§ EXERCISE REQUIREMENTS
Repeat each line of the material exactly.

§ ENTRIES SHOWN
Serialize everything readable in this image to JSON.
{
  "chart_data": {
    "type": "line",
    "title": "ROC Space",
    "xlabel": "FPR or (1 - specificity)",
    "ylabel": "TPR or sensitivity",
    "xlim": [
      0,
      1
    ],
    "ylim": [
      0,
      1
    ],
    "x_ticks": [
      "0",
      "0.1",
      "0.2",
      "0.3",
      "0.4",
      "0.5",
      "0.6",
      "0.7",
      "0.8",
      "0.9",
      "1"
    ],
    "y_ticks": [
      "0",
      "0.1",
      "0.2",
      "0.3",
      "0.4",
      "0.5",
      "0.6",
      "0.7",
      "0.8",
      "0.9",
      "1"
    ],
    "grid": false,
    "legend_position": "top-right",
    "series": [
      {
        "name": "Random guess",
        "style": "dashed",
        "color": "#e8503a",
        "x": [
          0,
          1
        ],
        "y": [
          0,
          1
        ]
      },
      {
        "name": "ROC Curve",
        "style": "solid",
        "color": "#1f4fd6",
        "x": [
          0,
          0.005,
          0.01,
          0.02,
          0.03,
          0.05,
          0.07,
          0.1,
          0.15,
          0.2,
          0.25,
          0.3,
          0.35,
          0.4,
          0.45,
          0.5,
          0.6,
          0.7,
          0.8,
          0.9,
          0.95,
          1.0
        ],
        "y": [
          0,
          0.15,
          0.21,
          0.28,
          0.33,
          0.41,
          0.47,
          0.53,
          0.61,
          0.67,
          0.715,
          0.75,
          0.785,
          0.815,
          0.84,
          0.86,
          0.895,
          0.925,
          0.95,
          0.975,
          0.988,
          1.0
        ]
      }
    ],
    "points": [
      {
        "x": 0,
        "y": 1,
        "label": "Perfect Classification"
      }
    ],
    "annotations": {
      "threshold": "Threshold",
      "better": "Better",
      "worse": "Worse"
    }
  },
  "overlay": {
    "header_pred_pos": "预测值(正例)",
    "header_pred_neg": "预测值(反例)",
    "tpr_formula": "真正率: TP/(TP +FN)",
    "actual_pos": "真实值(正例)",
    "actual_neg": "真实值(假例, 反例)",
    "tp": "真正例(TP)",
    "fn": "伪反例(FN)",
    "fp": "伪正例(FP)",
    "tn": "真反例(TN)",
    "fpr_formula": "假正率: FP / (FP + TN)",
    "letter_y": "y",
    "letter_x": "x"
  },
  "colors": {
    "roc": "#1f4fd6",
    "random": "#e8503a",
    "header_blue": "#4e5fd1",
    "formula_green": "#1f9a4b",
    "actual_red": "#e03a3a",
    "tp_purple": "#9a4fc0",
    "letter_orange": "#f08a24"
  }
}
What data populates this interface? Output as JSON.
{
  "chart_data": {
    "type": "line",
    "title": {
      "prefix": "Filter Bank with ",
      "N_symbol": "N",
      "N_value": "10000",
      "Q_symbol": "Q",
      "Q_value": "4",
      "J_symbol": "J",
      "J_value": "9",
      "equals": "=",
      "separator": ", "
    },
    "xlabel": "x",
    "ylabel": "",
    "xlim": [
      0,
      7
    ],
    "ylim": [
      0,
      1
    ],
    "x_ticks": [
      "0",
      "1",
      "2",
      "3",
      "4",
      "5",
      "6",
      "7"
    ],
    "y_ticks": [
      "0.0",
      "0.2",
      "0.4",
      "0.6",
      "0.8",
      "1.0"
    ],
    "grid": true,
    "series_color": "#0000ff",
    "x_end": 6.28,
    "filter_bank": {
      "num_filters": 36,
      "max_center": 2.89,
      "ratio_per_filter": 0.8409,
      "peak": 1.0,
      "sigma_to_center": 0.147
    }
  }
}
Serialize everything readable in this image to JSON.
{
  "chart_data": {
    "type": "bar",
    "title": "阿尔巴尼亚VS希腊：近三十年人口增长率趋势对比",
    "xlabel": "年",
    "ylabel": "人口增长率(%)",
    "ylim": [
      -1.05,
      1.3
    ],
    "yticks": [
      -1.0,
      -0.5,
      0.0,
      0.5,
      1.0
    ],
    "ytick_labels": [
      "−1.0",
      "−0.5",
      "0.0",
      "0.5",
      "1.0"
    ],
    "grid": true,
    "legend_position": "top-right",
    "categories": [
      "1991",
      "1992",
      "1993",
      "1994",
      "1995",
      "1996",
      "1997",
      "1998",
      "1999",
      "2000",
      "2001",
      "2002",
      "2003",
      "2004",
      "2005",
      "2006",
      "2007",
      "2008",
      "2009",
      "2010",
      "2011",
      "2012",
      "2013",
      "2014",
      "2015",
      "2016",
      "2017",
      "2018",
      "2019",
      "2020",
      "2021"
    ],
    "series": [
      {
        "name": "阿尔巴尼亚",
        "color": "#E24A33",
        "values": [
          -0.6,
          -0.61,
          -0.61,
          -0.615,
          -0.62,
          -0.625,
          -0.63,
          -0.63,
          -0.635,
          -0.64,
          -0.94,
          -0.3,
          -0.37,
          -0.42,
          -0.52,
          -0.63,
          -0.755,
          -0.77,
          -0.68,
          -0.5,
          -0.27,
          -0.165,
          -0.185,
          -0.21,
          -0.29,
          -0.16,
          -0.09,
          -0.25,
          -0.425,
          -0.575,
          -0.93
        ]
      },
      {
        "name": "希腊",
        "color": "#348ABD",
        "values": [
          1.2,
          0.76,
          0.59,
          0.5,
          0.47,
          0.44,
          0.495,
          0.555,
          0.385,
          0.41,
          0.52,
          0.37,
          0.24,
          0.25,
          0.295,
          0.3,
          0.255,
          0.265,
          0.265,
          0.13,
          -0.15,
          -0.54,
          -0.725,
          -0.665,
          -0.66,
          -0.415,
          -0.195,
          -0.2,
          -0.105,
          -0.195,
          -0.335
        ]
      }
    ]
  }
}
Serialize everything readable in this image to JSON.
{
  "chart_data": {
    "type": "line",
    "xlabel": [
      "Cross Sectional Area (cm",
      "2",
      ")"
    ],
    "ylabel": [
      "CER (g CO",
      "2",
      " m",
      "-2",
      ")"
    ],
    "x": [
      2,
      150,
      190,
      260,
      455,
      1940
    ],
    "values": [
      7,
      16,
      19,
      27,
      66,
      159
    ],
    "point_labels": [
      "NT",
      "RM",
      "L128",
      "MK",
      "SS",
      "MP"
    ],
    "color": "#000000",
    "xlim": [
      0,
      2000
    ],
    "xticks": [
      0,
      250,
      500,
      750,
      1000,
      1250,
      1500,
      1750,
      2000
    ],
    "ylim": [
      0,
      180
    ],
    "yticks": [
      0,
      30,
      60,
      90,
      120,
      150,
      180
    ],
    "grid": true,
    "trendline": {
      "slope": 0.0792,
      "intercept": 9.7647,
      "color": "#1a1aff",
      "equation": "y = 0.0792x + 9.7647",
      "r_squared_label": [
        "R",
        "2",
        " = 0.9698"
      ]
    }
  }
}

§ COMPLETE OUTPUT
Serialize everything readable in this image to JSON.
{
  "chart_data": {
    "type": "line",
    "title": "ROC Space",
    "xlabel": "FPR or (1 - specificity)",
    "ylabel": "TPR or sensitivity",
    "xlim": [
      0,
      1
    ],
    "ylim": [
      0,
      1
    ],
    "x_ticks": [
      "0",
      "0.1",
      "0.2",
      "0.3",
      "0.4",
      "0.5",
      "0.6",
      "0.7",
      "0.8",
      "0.9",
      "1"
    ],
    "y_ticks": [
      "0",
      "0.1",
      "0.2",
      "0.3",
      "0.4",
      "0.5",
      "0.6",
      "0.7",
      "0.8",
      "0.9",
      "1"
    ],
    "grid": false,
    "legend_position": "top-right",
    "series": [
      {
        "name": "Random guess",
        "style": "dashed",
        "color": "#e8503a",
        "x": [
          0,
          1
        ],
        "y": [
          0,
          1
        ]
      },
      {
        "name": "ROC Curve",
        "style": "solid",
        "color": "#1f4fd6",
        "x": [
          0,
          0.005,
          0.01,
          0.02,
          0.03,
          0.05,
          0.07,
          0.1,
          0.15,
          0.2,
          0.25,
          0.3,
          0.35,
          0.4,
          0.45,
          0.5,
          0.6,
          0.7,
          0.8,
          0.9,
          0.95,
          1.0
        ],
        "y": [
          0,
          0.15,
          0.21,
          0.28,
          0.33,
          0.41,
          0.47,
          0.53,
          0.61,
          0.67,
          0.715,
          0.75,
          0.785,
          0.815,
          0.84,
          0.86,
          0.895,
          0.925,
          0.95,
          0.975,
          0.988,
          1.0
        ]
      }
    ],
    "points": [
      {
        "x": 0,
        "y": 1,
        "label": "Perfect Classification"
      }
    ],
    "annotations": {
      "threshold": "Threshold",
      "better": "Better",
      "worse": "Worse"
    }
  },
  "overlay": {
    "header_pred_pos": "预测值(正例)",
    "header_pred_neg": "预测值(反例)",
    "tpr_formula": "真正率: TP/(TP +FN)",
    "actual_pos": "真实值(正例)",
    "actual_neg": "真实值(假例, 反例)",
    "tp": "真正例(TP)",
    "fn": "伪反例(FN)",
    "fp": "伪正例(FP)",
    "tn": "真反例(TN)",
    "fpr_formula": "假正率: FP / (FP + TN)",
    "letter_y": "y",
    "letter_x": "x"
  },
  "colors": {
    "roc": "#1f4fd6",
    "random": "#e8503a",
    "header_blue": "#4e5fd1",
    "formula_green": "#1f9a4b",
    "actual_red": "#e03a3a",
    "tp_purple": "#9a4fc0",
    "letter_orange": "#f08a24"
  }
}
What data populates this interface? Output as JSON.
{
  "chart_data": {
    "type": "line",
    "title": {
      "prefix": "Filter Bank with ",
      "N_symbol": "N",
      "N_value": "10000",
      "Q_symbol": "Q",
      "Q_value": "4",
      "J_symbol": "J",
      "J_value": "9",
      "equals": "=",
      "separator": ", "
    },
    "xlabel": "x",
    "ylabel": "",
    "xlim": [
      0,
      7
    ],
    "ylim": [
      0,
      1
    ],
    "x_ticks": [
      "0",
      "1",
      "2",
      "3",
      "4",
      "5",
      "6",
      "7"
    ],
    "y_ticks": [
      "0.0",
      "0.2",
      "0.4",
      "0.6",
      "0.8",
      "1.0"
    ],
    "grid": true,
    "series_color": "#0000ff",
    "x_end": 6.28,
    "filter_bank": {
      "num_filters": 36,
      "max_center": 2.89,
      "ratio_per_filter": 0.8409,
      "peak": 1.0,
      "sigma_to_center": 0.147
    }
  }
}
Serialize everything readable in this image to JSON.
{
  "chart_data": {
    "type": "bar",
    "title": "阿尔巴尼亚VS希腊：近三十年人口增长率趋势对比",
    "xlabel": "年",
    "ylabel": "人口增长率(%)",
    "ylim": [
      -1.05,
      1.3
    ],
    "yticks": [
      -1.0,
      -0.5,
      0.0,
      0.5,
      1.0
    ],
    "ytick_labels": [
      "−1.0",
      "−0.5",
      "0.0",
      "0.5",
      "1.0"
    ],
    "grid": true,
    "legend_position": "top-right",
    "categories": [
      "1991",
      "1992",
      "1993",
      "1994",
      "1995",
      "1996",
      "1997",
      "1998",
      "1999",
      "2000",
      "2001",
      "2002",
      "2003",
      "2004",
      "2005",
      "2006",
      "2007",
      "2008",
      "2009",
      "2010",
      "2011",
      "2012",
      "2013",
      "2014",
      "2015",
      "2016",
      "2017",
      "2018",
      "2019",
      "2020",
      "2021"
    ],
    "series": [
      {
        "name": "阿尔巴尼亚",
        "color": "#E24A33",
        "values": [
          -0.6,
          -0.61,
          -0.61,
          -0.615,
          -0.62,
          -0.625,
          -0.63,
          -0.63,
          -0.635,
          -0.64,
          -0.94,
          -0.3,
          -0.37,
          -0.42,
          -0.52,
          -0.63,
          -0.755,
          -0.77,
          -0.68,
          -0.5,
          -0.27,
          -0.165,
          -0.185,
          -0.21,
          -0.29,
          -0.16,
          -0.09,
          -0.25,
          -0.425,
          -0.575,
          -0.93
        ]
      },
      {
        "name": "希腊",
        "color": "#348ABD",
        "values": [
          1.2,
          0.76,
          0.59,
          0.5,
          0.47,
          0.44,
          0.495,
          0.555,
          0.385,
          0.41,
          0.52,
          0.37,
          0.24,
          0.25,
          0.295,
          0.3,
          0.255,
          0.265,
          0.265,
          0.13,
          -0.15,
          -0.54,
          -0.725,
          -0.665,
          -0.66,
          -0.415,
          -0.195,
          -0.2,
          -0.105,
          -0.195,
          -0.335
        ]
      }
    ]
  }
}
Serialize everything readable in this image to JSON.
{
  "chart_data": {
    "type": "line",
    "xlabel": [
      "Cross Sectional Area (cm",
      "2",
      ")"
    ],
    "ylabel": [
      "CER (g CO",
      "2",
      " m",
      "-2",
      ")"
    ],
    "x": [
      2,
      150,
      190,
      260,
      455,
      1940
    ],
    "values": [
      7,
      16,
      19,
      27,
      66,
      159
    ],
    "point_labels": [
      "NT",
      "RM",
      "L128",
      "MK",
      "SS",
      "MP"
    ],
    "color": "#000000",
    "xlim": [
      0,
      2000
    ],
    "xticks": [
      0,
      250,
      500,
      750,
      1000,
      1250,
      1500,
      1750,
      2000
    ],
    "ylim": [
      0,
      180
    ],
    "yticks": [
      0,
      30,
      60,
      90,
      120,
      150,
      180
    ],
    "grid": true,
    "trendline": {
      "slope": 0.0792,
      "intercept": 9.7647,
      "color": "#1a1aff",
      "equation": "y = 0.0792x + 9.7647",
      "r_squared_label": [
        "R",
        "2",
        " = 0.9698"
      ]
    }
  }
}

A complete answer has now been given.